**Exercise prompt:** Without the pictures, write out all the lines below exactly as they appear.

[Data excerpts]
□ □ □

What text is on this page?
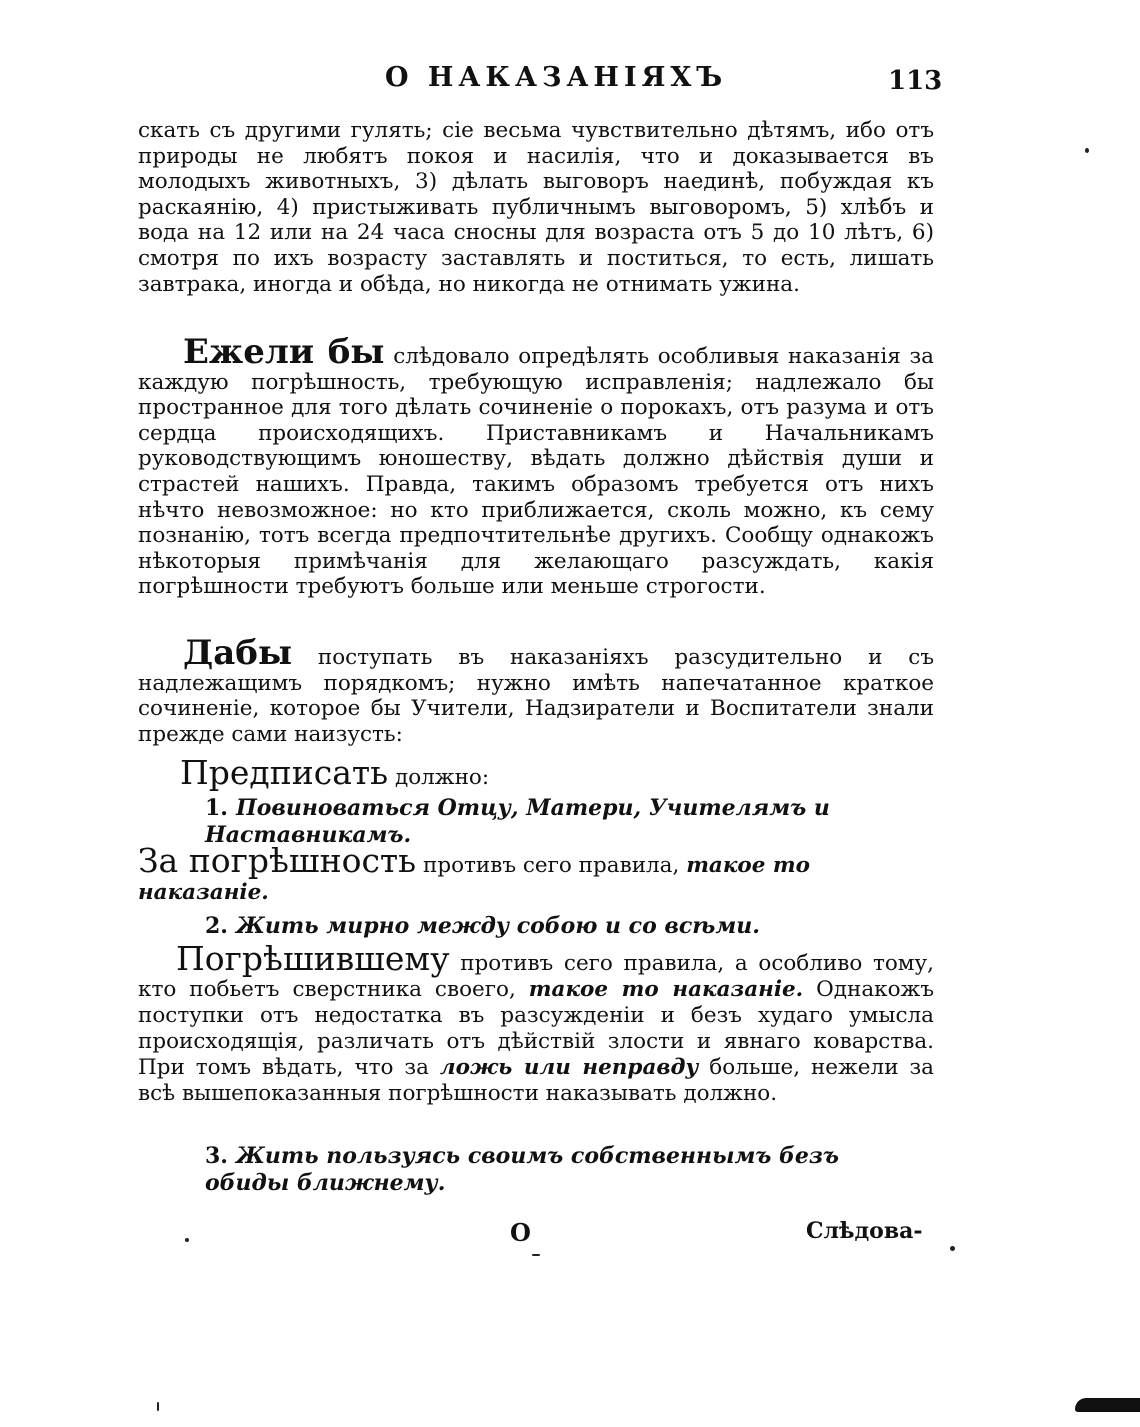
О НАКАЗАНІЯХЪ	113
скать съ другими гулять; сіе весьма чувствительно дѣтямъ, ибо отъ природы не любятъ покоя и насилія, что и доказывается въ молодыхъ животныхъ, 3) дѣлать выговоръ наединѣ, побуждая къ раскаянію, 4) пристыживать публичнымъ выговоромъ, 5) хлѣбъ и вода на 12 или на 24 часа сносны для возраста отъ 5 до 10 лѣтъ, 6) смотря по ихъ возрасту заставлять и поститься, то есть, лишать завтрака, иногда и обѣда, но никогда не отнимать ужина.
Ежели бы слѣдовало опредѣлять особливыя наказанія за каждую погрѣшность, требующую исправленія; надлежало бы пространное для того дѣлать сочиненіе о порокахъ, отъ разума и отъ сердца происходящихъ. Приставникамъ и Начальникамъ руководствующимъ юношеству, вѣдать должно дѣйствія души и страстей нашихъ. Правда, такимъ образомъ требуется отъ нихъ нѣчто невозможное: но кто приближается, сколь можно, къ сему познанію, тотъ всегда предпочтительнѣе другихъ. Сообщу однакожъ нѣкоторыя примѣчанія для желающаго разсуждать, какія погрѣшности требуютъ больше или меньше строгости.
Дабы поступать въ наказаніяхъ разсудительно и съ надлежащимъ порядкомъ; нужно имѣть напечатанное краткое сочиненіе, которое бы Учители, Надзиратели и Воспитатели знали прежде сами наизусть:
Предписать должно:
1. Повиноваться Отцу, Матери, Учителямъ и Наставникамъ.
За погрѣшность противъ сего правила, такое то наказаніе.
2. Жить мирно между собою и со всѣми.
Погрѣшившему противъ сего правила, а особливо тому, кто побьетъ сверстника своего, такое то наказаніе. Однакожъ поступки отъ недостатка въ разсужденіи и безъ худаго умысла происходящія, различать отъ дѣйствій злости и явнаго коварства. При томъ вѣдать, что за ложь или неправду больше, нежели за всѣ вышепоказанныя погрѣшности наказывать должно.
3. Жить пользуясь своимъ собственнымъ безъ обиды ближнему.
О	Слѣдова-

□ □ □

**Finished exercise:**
What text is on this page?
О НАКАЗАНІЯХЪ	113
скать съ другими гулять; сіе весьма чувствительно дѣтямъ, ибо отъ природы не любятъ покоя и насилія, что и доказывается въ молодыхъ животныхъ, 3) дѣлать выговоръ наединѣ, побуждая къ раскаянію, 4) пристыживать публичнымъ выговоромъ, 5) хлѣбъ и вода на 12 или на 24 часа сносны для возраста отъ 5 до 10 лѣтъ, 6) смотря по ихъ возрасту заставлять и поститься, то есть, лишать завтрака, иногда и обѣда, но никогда не отнимать ужина.
Ежели бы слѣдовало опредѣлять особливыя наказанія за каждую погрѣшность, требующую исправленія; надлежало бы пространное для того дѣлать сочиненіе о порокахъ, отъ разума и отъ сердца происходящихъ. Приставникамъ и Начальникамъ руководствующимъ юношеству, вѣдать должно дѣйствія души и страстей нашихъ. Правда, такимъ образомъ требуется отъ нихъ нѣчто невозможное: но кто приближается, сколь можно, къ сему познанію, тотъ всегда предпочтительнѣе другихъ. Сообщу однакожъ нѣкоторыя примѣчанія для желающаго разсуждать, какія погрѣшности требуютъ больше или меньше строгости.
Дабы поступать въ наказаніяхъ разсудительно и съ надлежащимъ порядкомъ; нужно имѣть напечатанное краткое сочиненіе, которое бы Учители, Надзиратели и Воспитатели знали прежде сами наизусть:
Предписать должно:
1. Повиноваться Отцу, Матери, Учителямъ и Наставникамъ.
За погрѣшность противъ сего правила, такое то наказаніе.
2. Жить мирно между собою и со всѣми.
Погрѣшившему противъ сего правила, а особливо тому, кто побьетъ сверстника своего, такое то наказаніе. Однакожъ поступки отъ недостатка въ разсужденіи и безъ худаго умысла происходящія, различать отъ дѣйствій злости и явнаго коварства. При томъ вѣдать, что за ложь или неправду больше, нежели за всѣ вышепоказанныя погрѣшности наказывать должно.
3. Жить пользуясь своимъ собственнымъ безъ обиды ближнему.
О	Слѣдова-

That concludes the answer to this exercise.